▸ Written task:
In the entries below, identify every line with the string "Saint" and copy it.

▸ Records for this task:
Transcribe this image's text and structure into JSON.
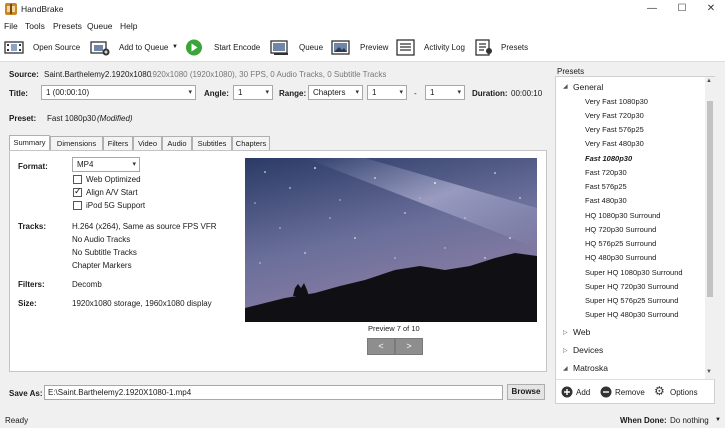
{
  "app": {
    "title": "HandBrake"
  },
  "window_controls": {
    "minimize": "—",
    "maximize": "☐",
    "close": "✕"
  },
  "menu": [
    "File",
    "Tools",
    "Presets",
    "Queue",
    "Help"
  ],
  "toolbar": {
    "open_source": "Open Source",
    "add_to_queue": "Add to Queue",
    "start_encode": "Start Encode",
    "queue": "Queue",
    "preview": "Preview",
    "activity_log": "Activity Log",
    "presets": "Presets"
  },
  "source": {
    "label": "Source:",
    "name": "Saint.Barthelemy2.1920x1080",
    "info": "1920x1080 (1920x1080), 30 FPS, 0 Audio Tracks, 0 Subtitle Tracks"
  },
  "title_row": {
    "title_label": "Title:",
    "title_value": "1 (00:00:10)",
    "angle_label": "Angle:",
    "angle_value": "1",
    "range_label": "Range:",
    "range_value": "Chapters",
    "range_start": "1",
    "range_dash": "-",
    "range_end": "1",
    "duration_label": "Duration:",
    "duration_value": "00:00:10"
  },
  "preset_row": {
    "label": "Preset:",
    "value": "Fast 1080p30",
    "modified": "(Modified)"
  },
  "tabs": [
    "Summary",
    "Dimensions",
    "Filters",
    "Video",
    "Audio",
    "Subtitles",
    "Chapters"
  ],
  "summary": {
    "format_label": "Format:",
    "format_value": "MP4",
    "web_optimized": "Web Optimized",
    "align_av": "Align A/V Start",
    "ipod": "iPod 5G Support",
    "tracks_label": "Tracks:",
    "tracks": [
      "H.264 (x264), Same as source FPS VFR",
      "No Audio Tracks",
      "No Subtitle Tracks",
      "Chapter Markers"
    ],
    "filters_label": "Filters:",
    "filters_value": "Decomb",
    "size_label": "Size:",
    "size_value": "1920x1080 storage, 1960x1080 display",
    "preview_caption": "Preview 7 of 10",
    "prev": "<",
    "next": ">"
  },
  "save": {
    "label": "Save As:",
    "value": "E:\\Saint.Barthelemy2.1920X1080-1.mp4",
    "browse": "Browse"
  },
  "presets_panel": {
    "header": "Presets",
    "groups": [
      {
        "name": "General",
        "expanded": true
      },
      {
        "name": "Web",
        "expanded": false
      },
      {
        "name": "Devices",
        "expanded": false
      },
      {
        "name": "Matroska",
        "expanded": true
      }
    ],
    "general_items": [
      "Very Fast 1080p30",
      "Very Fast 720p30",
      "Very Fast 576p25",
      "Very Fast 480p30",
      "Fast 1080p30",
      "Fast 720p30",
      "Fast 576p25",
      "Fast 480p30",
      "HQ 1080p30 Surround",
      "HQ 720p30 Surround",
      "HQ 576p25 Surround",
      "HQ 480p30 Surround",
      "Super HQ 1080p30 Surround",
      "Super HQ 720p30 Surround",
      "Super HQ 576p25 Surround",
      "Super HQ 480p30 Surround"
    ],
    "selected": "Fast 1080p30",
    "add": "Add",
    "remove": "Remove",
    "options": "Options"
  },
  "status": {
    "left": "Ready",
    "when_done_label": "When Done:",
    "when_done_value": "Do nothing"
  }
}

▸ Task result:
    "name": "Saint.Barthelemy2.1920x1080",
    "value": "E:\\Saint.Barthelemy2.1920X1080-1.mp4",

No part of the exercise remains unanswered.